### Your instructions
Count every line that has "对于选项" in it and give the total, nothing more.

### The input
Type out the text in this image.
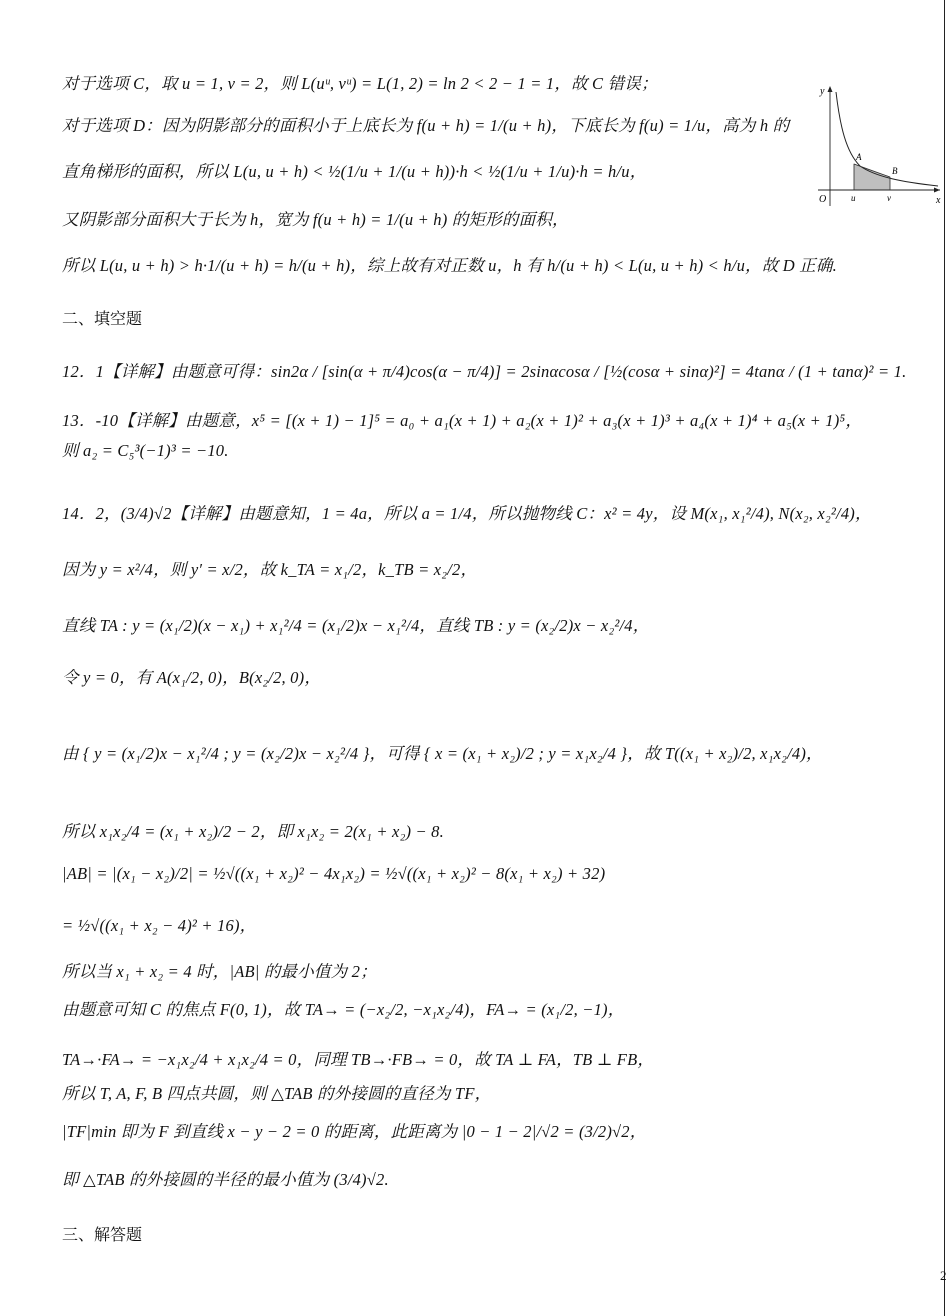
对于选项 C，取 u = 1, v = 2，则 L(uᵘ, vᵘ) = L(1, 2) = ln 2 < 2 − 1 = 1，故 C 错误；
对于选项 D：因为阴影部分的面积小于上底长为 f(u + h) = 1/(u + h)，下底长为 f(u) = 1/u，高为 h 的
直角梯形的面积，所以 L(u, u + h) < ½(1/u + 1/(u + h))·h < ½(1/u + 1/u)·h = h/u，
又阴影部分面积大于长为 h，宽为 f(u + h) = 1/(u + h) 的矩形的面积，
所以 L(u, u + h) > h·1/(u + h) = h/(u + h)，综上故有对正数 u，h 有 h/(u + h) < L(u, u + h) < h/u，故 D 正确.
二、填空题
12．1【详解】由题意可得：sin2α / [sin(α + π/4)cos(α − π/4)] = 2sinαcosα / [½(cosα + sinα)²] = 4tanα / (1 + tanα)² = 1.
13．-10【详解】由题意，x⁵ = [(x + 1) − 1]⁵ = a₀ + a₁(x + 1) + a₂(x + 1)² + a₃(x + 1)³ + a₄(x + 1)⁴ + a₅(x + 1)⁵，
则 a₂ = C₅³(−1)³ = −10.
14．2，(3/4)√2【详解】由题意知，1 = 4a，所以 a = 1/4，所以抛物线 C：x² = 4y，设 M(x₁, x₁²/4), N(x₂, x₂²/4)，
因为 y = x²/4，则 y′ = x/2，故 k_TA = x₁/2，k_TB = x₂/2，
直线 TA : y = (x₁/2)(x − x₁) + x₁²/4 = (x₁/2)x − x₁²/4，直线 TB : y = (x₂/2)x − x₂²/4，
令 y = 0，有 A(x₁/2, 0)，B(x₂/2, 0)，
由 { y = (x₁/2)x − x₁²/4 ; y = (x₂/2)x − x₂²/4 }，可得 { x = (x₁ + x₂)/2 ; y = x₁x₂/4 }，故 T((x₁ + x₂)/2, x₁x₂/4)，
所以 x₁x₂/4 = (x₁ + x₂)/2 − 2，即 x₁x₂ = 2(x₁ + x₂) − 8.
|AB| = |(x₁ − x₂)/2| = ½√((x₁ + x₂)² − 4x₁x₂) = ½√((x₁ + x₂)² − 8(x₁ + x₂) + 32)
= ½√((x₁ + x₂ − 4)² + 16)，
所以当 x₁ + x₂ = 4 时，|AB| 的最小值为 2；
由题意可知 C 的焦点 F(0, 1)，故 TA→ = (−x₂/2, −x₁x₂/4)，FA→ = (x₁/2, −1)，
TA→·FA→ = −x₁x₂/4 + x₁x₂/4 = 0，同理 TB→·FB→ = 0，故 TA ⊥ FA，TB ⊥ FB，
所以 T, A, F, B 四点共圆，则 △TAB 的外接圆的直径为 TF，
|TF|min 即为 F 到直线 x − y − 2 = 0 的距离，此距离为 |0 − 1 − 2|/√2 = (3/2)√2，
即 △TAB 的外接圆的半径的最小值为 (3/4)√2.
三、解答题
y
x
O	u	v
A
B
2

### Response to the task
2